-------- INPUT FOR THIS TASK --------
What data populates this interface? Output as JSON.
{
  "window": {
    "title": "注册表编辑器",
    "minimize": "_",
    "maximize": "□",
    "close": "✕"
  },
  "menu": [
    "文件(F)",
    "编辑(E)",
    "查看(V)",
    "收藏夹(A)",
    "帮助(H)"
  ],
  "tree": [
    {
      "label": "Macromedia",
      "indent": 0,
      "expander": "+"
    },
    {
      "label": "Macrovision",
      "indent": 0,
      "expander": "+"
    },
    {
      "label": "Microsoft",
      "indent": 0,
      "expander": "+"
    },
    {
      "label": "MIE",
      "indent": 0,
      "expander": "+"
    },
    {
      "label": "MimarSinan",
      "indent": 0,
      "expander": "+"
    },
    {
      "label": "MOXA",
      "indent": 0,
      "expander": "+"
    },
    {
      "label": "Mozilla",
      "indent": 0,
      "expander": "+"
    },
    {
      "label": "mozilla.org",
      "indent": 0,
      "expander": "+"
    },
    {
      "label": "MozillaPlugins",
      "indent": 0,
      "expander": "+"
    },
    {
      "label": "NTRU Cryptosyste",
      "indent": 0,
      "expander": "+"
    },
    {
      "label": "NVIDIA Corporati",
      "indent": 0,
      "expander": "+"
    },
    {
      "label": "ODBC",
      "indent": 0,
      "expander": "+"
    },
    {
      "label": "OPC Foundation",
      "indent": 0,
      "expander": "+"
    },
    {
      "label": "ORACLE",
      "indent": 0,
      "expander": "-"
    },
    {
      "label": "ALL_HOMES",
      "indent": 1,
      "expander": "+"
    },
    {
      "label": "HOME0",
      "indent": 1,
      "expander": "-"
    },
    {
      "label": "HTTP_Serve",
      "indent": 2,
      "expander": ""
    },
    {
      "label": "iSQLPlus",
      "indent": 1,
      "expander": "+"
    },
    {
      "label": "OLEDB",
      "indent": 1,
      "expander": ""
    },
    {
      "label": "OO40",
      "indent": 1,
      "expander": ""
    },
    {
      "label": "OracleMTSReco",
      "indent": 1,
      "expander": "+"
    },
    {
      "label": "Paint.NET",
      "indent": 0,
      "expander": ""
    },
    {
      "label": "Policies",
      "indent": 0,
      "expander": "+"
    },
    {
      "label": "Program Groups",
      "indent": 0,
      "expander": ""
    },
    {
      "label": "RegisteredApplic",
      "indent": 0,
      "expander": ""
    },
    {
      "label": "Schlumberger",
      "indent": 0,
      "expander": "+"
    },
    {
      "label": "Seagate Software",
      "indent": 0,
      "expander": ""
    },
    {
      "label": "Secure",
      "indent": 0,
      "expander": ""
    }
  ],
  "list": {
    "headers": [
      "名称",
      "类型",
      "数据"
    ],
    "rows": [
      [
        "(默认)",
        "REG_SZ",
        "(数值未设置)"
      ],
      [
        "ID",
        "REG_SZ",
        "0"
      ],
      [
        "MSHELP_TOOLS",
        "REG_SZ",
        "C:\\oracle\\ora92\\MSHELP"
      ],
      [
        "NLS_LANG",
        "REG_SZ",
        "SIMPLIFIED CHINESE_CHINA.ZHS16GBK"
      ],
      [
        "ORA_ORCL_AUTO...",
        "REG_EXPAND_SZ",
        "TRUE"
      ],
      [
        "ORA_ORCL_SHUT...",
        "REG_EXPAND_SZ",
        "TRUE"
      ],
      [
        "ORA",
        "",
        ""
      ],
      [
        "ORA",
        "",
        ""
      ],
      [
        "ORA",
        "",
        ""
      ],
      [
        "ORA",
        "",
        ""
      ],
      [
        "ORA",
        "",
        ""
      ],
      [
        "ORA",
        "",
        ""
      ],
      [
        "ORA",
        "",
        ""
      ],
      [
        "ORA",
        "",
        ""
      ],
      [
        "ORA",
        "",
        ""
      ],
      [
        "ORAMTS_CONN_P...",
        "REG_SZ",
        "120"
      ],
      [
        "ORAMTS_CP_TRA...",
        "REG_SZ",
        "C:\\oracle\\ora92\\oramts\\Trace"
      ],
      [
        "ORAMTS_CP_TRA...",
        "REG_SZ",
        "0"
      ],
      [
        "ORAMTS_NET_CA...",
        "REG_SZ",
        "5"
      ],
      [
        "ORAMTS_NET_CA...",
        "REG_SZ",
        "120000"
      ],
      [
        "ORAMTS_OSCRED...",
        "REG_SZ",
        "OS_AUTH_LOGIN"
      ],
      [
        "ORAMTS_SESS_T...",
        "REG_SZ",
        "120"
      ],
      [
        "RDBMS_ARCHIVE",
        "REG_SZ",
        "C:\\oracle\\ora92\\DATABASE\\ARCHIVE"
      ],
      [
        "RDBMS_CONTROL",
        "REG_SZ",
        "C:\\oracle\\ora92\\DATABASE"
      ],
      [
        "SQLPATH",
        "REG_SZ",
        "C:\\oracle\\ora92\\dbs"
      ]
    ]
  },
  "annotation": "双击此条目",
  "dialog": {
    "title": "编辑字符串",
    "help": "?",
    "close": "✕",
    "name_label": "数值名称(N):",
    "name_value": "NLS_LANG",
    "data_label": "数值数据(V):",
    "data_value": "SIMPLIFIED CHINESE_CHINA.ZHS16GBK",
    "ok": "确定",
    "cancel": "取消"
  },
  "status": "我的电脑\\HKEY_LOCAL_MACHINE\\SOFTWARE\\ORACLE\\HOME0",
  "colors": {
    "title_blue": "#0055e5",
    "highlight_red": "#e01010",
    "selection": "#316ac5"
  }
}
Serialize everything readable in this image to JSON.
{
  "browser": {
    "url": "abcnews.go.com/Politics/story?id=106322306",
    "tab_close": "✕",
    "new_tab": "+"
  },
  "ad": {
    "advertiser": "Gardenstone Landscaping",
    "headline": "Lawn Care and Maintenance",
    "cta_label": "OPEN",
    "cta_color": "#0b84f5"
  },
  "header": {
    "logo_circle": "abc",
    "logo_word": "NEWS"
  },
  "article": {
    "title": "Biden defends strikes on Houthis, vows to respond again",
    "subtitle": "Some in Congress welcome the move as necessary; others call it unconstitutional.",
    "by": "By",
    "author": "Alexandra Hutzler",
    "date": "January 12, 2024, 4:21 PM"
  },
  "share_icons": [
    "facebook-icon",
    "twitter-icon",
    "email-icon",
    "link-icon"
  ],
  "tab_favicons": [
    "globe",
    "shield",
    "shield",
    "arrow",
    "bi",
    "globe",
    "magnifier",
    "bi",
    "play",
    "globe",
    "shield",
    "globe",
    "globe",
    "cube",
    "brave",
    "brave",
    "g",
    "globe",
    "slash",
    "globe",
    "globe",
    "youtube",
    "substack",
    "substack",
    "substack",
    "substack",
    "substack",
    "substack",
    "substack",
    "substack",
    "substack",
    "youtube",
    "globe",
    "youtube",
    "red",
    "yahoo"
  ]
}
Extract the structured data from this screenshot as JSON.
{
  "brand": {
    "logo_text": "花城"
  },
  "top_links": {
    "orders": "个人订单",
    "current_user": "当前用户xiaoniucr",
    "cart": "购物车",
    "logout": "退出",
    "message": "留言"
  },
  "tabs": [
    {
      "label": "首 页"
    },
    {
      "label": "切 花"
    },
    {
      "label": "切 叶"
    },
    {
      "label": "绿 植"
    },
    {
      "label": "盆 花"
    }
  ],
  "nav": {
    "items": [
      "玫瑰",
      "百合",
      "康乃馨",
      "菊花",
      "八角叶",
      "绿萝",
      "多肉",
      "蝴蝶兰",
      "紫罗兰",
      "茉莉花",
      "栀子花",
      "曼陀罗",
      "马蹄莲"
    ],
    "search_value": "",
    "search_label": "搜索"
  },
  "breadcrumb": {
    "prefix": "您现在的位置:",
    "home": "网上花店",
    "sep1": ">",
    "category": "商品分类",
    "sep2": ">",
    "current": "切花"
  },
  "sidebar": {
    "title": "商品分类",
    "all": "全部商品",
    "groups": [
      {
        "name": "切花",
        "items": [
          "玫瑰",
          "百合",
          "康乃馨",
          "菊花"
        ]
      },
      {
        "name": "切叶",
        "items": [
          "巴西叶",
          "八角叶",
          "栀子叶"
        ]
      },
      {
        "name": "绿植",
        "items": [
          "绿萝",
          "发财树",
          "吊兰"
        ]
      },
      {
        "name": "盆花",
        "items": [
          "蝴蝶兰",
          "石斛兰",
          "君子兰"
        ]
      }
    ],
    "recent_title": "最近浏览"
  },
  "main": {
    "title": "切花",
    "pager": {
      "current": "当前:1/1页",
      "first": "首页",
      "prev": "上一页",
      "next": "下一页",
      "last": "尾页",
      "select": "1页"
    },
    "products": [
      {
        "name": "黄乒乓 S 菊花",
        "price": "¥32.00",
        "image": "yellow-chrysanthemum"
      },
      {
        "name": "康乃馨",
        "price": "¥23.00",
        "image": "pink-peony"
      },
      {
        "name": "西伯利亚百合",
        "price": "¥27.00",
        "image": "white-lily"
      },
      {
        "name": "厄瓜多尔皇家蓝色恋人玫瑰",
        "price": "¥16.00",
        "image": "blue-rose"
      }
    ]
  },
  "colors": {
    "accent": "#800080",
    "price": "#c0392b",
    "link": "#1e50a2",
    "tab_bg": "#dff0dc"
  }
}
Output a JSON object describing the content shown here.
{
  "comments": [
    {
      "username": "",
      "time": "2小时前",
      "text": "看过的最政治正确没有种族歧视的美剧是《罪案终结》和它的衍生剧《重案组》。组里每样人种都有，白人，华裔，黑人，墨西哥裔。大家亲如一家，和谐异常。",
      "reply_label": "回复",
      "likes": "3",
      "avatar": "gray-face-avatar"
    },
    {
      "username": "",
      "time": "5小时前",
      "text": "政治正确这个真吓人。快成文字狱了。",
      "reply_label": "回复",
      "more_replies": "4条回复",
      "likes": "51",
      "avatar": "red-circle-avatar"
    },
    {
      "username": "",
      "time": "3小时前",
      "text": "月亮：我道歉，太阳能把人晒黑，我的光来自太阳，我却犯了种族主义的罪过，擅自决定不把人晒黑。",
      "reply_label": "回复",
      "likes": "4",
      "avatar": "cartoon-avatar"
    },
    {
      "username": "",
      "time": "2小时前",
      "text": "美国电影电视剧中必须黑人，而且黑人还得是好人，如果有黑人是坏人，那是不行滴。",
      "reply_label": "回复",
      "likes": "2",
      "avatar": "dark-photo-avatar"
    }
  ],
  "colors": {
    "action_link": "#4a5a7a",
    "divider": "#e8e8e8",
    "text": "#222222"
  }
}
--------
**GOAL**.
Work through the listing above and report how many lines include the string "avatar", with no other text.

**WRITTEN REPLY**.
4